Copy the data that follows, character for character, minus the pictures.
--- start INPUT DATA ---
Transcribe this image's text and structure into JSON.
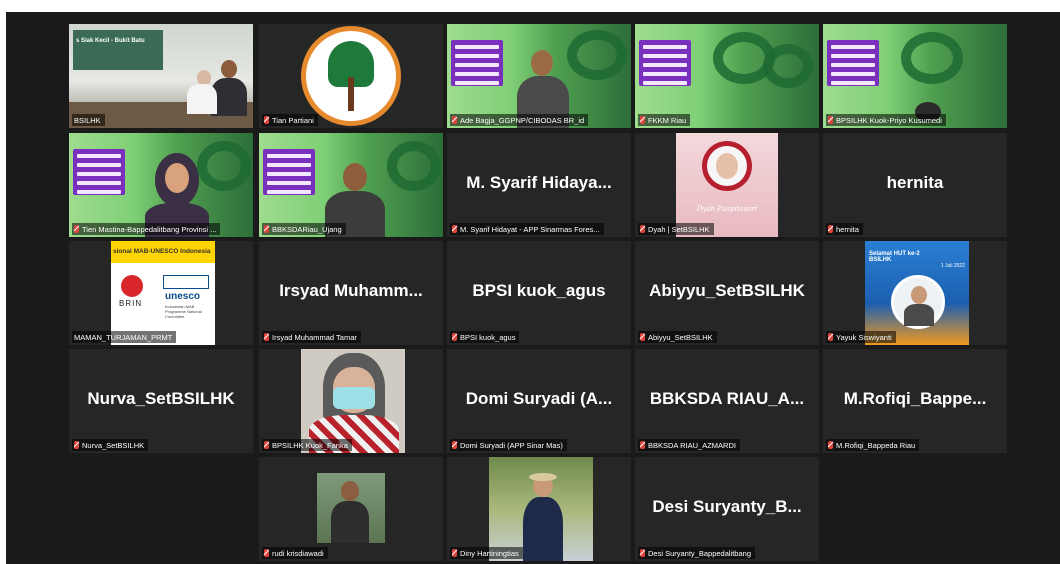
{
  "meeting": {
    "participants": [
      {
        "id": "bsilhk",
        "label": "BSILHK",
        "slide_title": "s Siak Kecil - Bukit Batu",
        "active": true
      },
      {
        "id": "tian",
        "label": "Tian Partiani",
        "muted": true
      },
      {
        "id": "ade",
        "label": "Ade Bagja_GGPNP/CIBODAS BR_id",
        "muted": true
      },
      {
        "id": "fkkm",
        "label": "FKKM Riau",
        "muted": true
      },
      {
        "id": "priyo",
        "label": "BPSILHK Kuok-Priyo Kusumedi",
        "muted": true
      },
      {
        "id": "tien",
        "label": "Tien Mastina-Bappedalitbang Provinsi ...",
        "muted": true
      },
      {
        "id": "ujang",
        "label": "BBKSDARiau_Ujang",
        "muted": true
      },
      {
        "id": "syarif",
        "big_name": "M. Syarif Hidaya...",
        "label": "M. Syarif Hidayat -  APP Sinarmas Fores...",
        "muted": true
      },
      {
        "id": "dyah",
        "label": "Dyah | SetBSILHK",
        "caption": "Dyah Puspitasari",
        "muted": true
      },
      {
        "id": "hernita",
        "big_name": "hernita",
        "label": "hernita",
        "muted": true
      },
      {
        "id": "maman",
        "label": "MAMAN_TURJAMAN_PRMT",
        "slide_title": "sional MAB-UNESCO Indonesia",
        "brin": "BRIN",
        "unesco": "unesco",
        "unesco_sub": "Indonesian MAB Programme National Committee"
      },
      {
        "id": "irsyad",
        "big_name": "Irsyad  Muhamm...",
        "label": "Irsyad Muhammad Tamar",
        "muted": true
      },
      {
        "id": "agus",
        "big_name": "BPSI kuok_agus",
        "label": "BPSI kuok_agus",
        "muted": true
      },
      {
        "id": "abiyyu",
        "big_name": "Abiyyu_SetBSILHK",
        "label": "Abiyyu_SetBSILHK",
        "muted": true
      },
      {
        "id": "yayuk",
        "label": "Yayuk Siswiyanti",
        "poster_title": "Selamat HUT ke-2 BSILHK",
        "poster_date": "1 Juli 2022",
        "muted": true
      },
      {
        "id": "nurva",
        "big_name": "Nurva_SetBSILHK",
        "label": "Nurva_SetBSILHK",
        "muted": true
      },
      {
        "id": "farika",
        "label": "BPSILHK Kuok_Farika",
        "muted": true
      },
      {
        "id": "domi",
        "big_name": "Domi  Suryadi  (A...",
        "label": "Domi Suryadi (APP Sinar Mas)",
        "muted": true
      },
      {
        "id": "azmardi",
        "big_name": "BBKSDA  RIAU_A...",
        "label": "BBKSDA RIAU_AZMARDI",
        "muted": true
      },
      {
        "id": "rofiqi",
        "big_name": "M.Rofiqi_Bappe...",
        "label": "M.Rofiqi_Bappeda Riau",
        "muted": true
      },
      {
        "id": "rudi",
        "label": "rudi krisdiawadi",
        "muted": true
      },
      {
        "id": "diny",
        "label": "Diny Hartiningtias",
        "muted": true
      },
      {
        "id": "desi",
        "big_name": "Desi  Suryanty_B...",
        "label": "Desi Suryanty_Bappedalitbang",
        "muted": true
      }
    ],
    "banner": {
      "tag": "PRE PLANNING",
      "lines": [
        "GIAM SIAK",
        "KECIL",
        "BUKIT BATU",
        "BIOSPHERE",
        "RESERVE"
      ]
    }
  },
  "colors": {
    "stage": "#1a1a1a",
    "tile": "#262626",
    "active_outline": "#e6e64a",
    "muted_mic": "#e0453b",
    "banner_purple": "#7b2fbf"
  }
}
--- end INPUT DATA ---
• **SOLUTION TO THE PROBLEM**:
Transcribe this image's text and structure into JSON.
{
  "meeting": {
    "participants": [
      {
        "id": "bsilhk",
        "label": "BSILHK",
        "slide_title": "s Siak Kecil - Bukit Batu",
        "active": true
      },
      {
        "id": "tian",
        "label": "Tian Partiani",
        "muted": true
      },
      {
        "id": "ade",
        "label": "Ade Bagja_GGPNP/CIBODAS BR_id",
        "muted": true
      },
      {
        "id": "fkkm",
        "label": "FKKM Riau",
        "muted": true
      },
      {
        "id": "priyo",
        "label": "BPSILHK Kuok-Priyo Kusumedi",
        "muted": true
      },
      {
        "id": "tien",
        "label": "Tien Mastina-Bappedalitbang Provinsi ...",
        "muted": true
      },
      {
        "id": "ujang",
        "label": "BBKSDARiau_Ujang",
        "muted": true
      },
      {
        "id": "syarif",
        "big_name": "M. Syarif Hidaya...",
        "label": "M. Syarif Hidayat -  APP Sinarmas Fores...",
        "muted": true
      },
      {
        "id": "dyah",
        "label": "Dyah | SetBSILHK",
        "caption": "Dyah Puspitasari",
        "muted": true
      },
      {
        "id": "hernita",
        "big_name": "hernita",
        "label": "hernita",
        "muted": true
      },
      {
        "id": "maman",
        "label": "MAMAN_TURJAMAN_PRMT",
        "slide_title": "sional MAB-UNESCO Indonesia",
        "brin": "BRIN",
        "unesco": "unesco",
        "unesco_sub": "Indonesian MAB Programme National Committee"
      },
      {
        "id": "irsyad",
        "big_name": "Irsyad  Muhamm...",
        "label": "Irsyad Muhammad Tamar",
        "muted": true
      },
      {
        "id": "agus",
        "big_name": "BPSI kuok_agus",
        "label": "BPSI kuok_agus",
        "muted": true
      },
      {
        "id": "abiyyu",
        "big_name": "Abiyyu_SetBSILHK",
        "label": "Abiyyu_SetBSILHK",
        "muted": true
      },
      {
        "id": "yayuk",
        "label": "Yayuk Siswiyanti",
        "poster_title": "Selamat HUT ke-2 BSILHK",
        "poster_date": "1 Juli 2022",
        "muted": true
      },
      {
        "id": "nurva",
        "big_name": "Nurva_SetBSILHK",
        "label": "Nurva_SetBSILHK",
        "muted": true
      },
      {
        "id": "farika",
        "label": "BPSILHK Kuok_Farika",
        "muted": true
      },
      {
        "id": "domi",
        "big_name": "Domi  Suryadi  (A...",
        "label": "Domi Suryadi (APP Sinar Mas)",
        "muted": true
      },
      {
        "id": "azmardi",
        "big_name": "BBKSDA  RIAU_A...",
        "label": "BBKSDA RIAU_AZMARDI",
        "muted": true
      },
      {
        "id": "rofiqi",
        "big_name": "M.Rofiqi_Bappe...",
        "label": "M.Rofiqi_Bappeda Riau",
        "muted": true
      },
      {
        "id": "rudi",
        "label": "rudi krisdiawadi",
        "muted": true
      },
      {
        "id": "diny",
        "label": "Diny Hartiningtias",
        "muted": true
      },
      {
        "id": "desi",
        "big_name": "Desi  Suryanty_B...",
        "label": "Desi Suryanty_Bappedalitbang",
        "muted": true
      }
    ],
    "banner": {
      "tag": "PRE PLANNING",
      "lines": [
        "GIAM SIAK",
        "KECIL",
        "BUKIT BATU",
        "BIOSPHERE",
        "RESERVE"
      ]
    }
  },
  "colors": {
    "stage": "#1a1a1a",
    "tile": "#262626",
    "active_outline": "#e6e64a",
    "muted_mic": "#e0453b",
    "banner_purple": "#7b2fbf"
  }
}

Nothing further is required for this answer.